- **GIVEN TASK**
In the entries below, count every line with the word "name". Return only the count.

Saved data entries
################
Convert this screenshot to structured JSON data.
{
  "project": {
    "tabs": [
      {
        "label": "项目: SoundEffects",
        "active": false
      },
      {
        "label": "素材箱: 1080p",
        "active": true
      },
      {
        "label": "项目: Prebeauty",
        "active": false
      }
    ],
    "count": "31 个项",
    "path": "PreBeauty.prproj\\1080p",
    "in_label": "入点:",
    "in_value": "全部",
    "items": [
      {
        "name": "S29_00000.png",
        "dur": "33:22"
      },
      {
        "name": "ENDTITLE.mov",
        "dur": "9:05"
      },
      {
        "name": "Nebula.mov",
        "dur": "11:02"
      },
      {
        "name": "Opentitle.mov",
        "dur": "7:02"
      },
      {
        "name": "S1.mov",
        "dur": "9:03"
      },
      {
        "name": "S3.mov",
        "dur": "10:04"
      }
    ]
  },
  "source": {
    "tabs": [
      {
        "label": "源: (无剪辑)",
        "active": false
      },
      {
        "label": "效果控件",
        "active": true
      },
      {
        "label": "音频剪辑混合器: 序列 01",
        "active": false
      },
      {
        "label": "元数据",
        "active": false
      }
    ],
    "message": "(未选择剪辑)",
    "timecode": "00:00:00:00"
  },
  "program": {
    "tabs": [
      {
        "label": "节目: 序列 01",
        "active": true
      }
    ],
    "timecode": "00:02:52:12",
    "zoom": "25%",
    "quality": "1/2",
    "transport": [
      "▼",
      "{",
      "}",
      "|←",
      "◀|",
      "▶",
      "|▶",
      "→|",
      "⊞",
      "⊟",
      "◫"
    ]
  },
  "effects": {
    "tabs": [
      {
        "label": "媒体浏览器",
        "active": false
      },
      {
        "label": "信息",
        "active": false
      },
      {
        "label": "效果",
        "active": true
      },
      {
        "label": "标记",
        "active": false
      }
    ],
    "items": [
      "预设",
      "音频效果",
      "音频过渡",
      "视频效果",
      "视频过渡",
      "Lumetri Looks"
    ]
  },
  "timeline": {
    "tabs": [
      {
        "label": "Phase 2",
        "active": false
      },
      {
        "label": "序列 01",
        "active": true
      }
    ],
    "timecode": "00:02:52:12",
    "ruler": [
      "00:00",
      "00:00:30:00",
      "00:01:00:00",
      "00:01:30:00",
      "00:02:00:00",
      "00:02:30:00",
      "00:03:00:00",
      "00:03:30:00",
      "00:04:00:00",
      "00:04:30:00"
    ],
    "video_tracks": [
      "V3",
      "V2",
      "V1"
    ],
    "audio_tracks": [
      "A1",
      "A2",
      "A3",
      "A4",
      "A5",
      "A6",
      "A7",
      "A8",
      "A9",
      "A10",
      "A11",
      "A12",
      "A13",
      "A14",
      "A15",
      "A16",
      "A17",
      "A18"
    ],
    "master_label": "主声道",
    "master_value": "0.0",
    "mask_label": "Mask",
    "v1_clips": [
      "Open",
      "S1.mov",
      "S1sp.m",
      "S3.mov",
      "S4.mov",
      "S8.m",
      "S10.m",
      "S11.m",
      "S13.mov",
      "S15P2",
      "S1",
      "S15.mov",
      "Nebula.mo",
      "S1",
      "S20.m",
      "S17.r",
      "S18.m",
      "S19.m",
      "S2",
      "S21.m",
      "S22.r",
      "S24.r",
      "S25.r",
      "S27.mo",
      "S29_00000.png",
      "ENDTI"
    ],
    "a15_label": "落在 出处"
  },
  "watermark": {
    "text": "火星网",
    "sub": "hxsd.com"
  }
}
################
- **FINISHED EXERCISE**
6